▸ **TO DO**: Output as a JSON list of strings the lines in the material starting at the line containing "data-point: [455, 354, 460, 359]" and ending at the line containing "data-point: [76, 413, 81, 418]", both included, one string per line and blank lines omitted.

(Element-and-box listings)
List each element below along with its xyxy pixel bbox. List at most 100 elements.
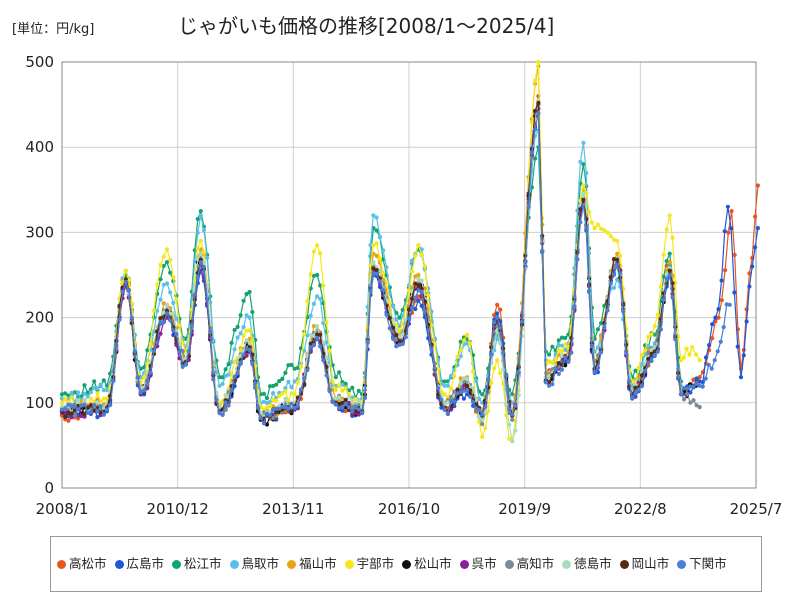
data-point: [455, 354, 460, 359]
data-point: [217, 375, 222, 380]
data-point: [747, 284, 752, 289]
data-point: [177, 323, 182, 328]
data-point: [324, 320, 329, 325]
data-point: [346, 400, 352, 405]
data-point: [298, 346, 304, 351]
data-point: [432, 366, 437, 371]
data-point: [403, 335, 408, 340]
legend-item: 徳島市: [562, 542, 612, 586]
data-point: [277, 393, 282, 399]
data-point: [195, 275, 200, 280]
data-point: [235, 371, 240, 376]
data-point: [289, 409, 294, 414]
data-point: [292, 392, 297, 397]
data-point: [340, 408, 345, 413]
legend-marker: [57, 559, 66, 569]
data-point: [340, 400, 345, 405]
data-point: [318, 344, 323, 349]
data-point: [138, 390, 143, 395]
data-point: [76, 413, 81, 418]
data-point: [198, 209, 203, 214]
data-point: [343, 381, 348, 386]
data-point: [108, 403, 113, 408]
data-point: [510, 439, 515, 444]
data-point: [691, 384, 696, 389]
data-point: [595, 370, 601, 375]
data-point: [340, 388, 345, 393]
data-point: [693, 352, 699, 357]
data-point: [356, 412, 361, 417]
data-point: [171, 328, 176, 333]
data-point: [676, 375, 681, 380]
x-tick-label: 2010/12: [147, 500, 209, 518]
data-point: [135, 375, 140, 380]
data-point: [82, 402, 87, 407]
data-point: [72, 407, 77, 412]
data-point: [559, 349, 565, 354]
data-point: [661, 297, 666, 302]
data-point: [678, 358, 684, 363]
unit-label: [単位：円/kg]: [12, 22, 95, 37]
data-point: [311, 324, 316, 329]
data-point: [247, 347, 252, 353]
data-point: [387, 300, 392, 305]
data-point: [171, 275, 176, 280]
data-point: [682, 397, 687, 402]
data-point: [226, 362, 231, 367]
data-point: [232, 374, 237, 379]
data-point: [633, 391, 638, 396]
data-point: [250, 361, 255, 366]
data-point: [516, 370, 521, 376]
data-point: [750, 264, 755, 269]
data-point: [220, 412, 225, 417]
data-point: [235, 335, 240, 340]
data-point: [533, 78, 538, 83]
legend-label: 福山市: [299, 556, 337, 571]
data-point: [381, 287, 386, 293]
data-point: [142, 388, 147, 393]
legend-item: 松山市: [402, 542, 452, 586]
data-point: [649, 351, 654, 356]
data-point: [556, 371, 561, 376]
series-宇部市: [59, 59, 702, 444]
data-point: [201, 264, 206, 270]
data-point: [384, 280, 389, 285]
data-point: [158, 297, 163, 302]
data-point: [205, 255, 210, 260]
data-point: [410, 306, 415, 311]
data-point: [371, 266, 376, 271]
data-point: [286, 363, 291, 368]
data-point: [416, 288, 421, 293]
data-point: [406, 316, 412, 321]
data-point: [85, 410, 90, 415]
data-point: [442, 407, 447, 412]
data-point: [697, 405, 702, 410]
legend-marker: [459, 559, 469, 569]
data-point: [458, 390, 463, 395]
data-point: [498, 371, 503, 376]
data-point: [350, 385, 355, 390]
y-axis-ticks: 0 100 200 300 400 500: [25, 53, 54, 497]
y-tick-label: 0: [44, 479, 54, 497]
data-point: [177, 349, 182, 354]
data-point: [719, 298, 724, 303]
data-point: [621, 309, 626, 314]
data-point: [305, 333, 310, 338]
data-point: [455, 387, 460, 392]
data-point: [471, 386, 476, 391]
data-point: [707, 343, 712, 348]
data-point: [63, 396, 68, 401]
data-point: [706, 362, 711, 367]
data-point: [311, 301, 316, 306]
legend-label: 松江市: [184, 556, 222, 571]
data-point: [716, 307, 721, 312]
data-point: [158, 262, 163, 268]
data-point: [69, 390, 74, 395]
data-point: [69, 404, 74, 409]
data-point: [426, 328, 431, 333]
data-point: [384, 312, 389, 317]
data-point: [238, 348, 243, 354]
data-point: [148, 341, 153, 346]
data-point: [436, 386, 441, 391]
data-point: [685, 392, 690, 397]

▸ **THE RESPONSE**:
[
  "data-point: [455, 354, 460, 359]",
  "data-point: [217, 375, 222, 380]",
  "data-point: [747, 284, 752, 289]",
  "data-point: [177, 323, 182, 328]",
  "data-point: [324, 320, 329, 325]",
  "data-point: [346, 400, 352, 405]",
  "data-point: [298, 346, 304, 351]",
  "data-point: [432, 366, 437, 371]",
  "data-point: [403, 335, 408, 340]",
  "legend-item: 徳島市: [562, 542, 612, 586]",
  "data-point: [277, 393, 282, 399]",
  "data-point: [195, 275, 200, 280]",
  "data-point: [235, 371, 240, 376]",
  "data-point: [289, 409, 294, 414]",
  "data-point: [292, 392, 297, 397]",
  "data-point: [340, 408, 345, 413]",
  "legend-marker: [57, 559, 66, 569]",
  "data-point: [340, 400, 345, 405]",
  "data-point: [318, 344, 323, 349]",
  "data-point: [138, 390, 143, 395]",
  "data-point: [76, 413, 81, 418]"
]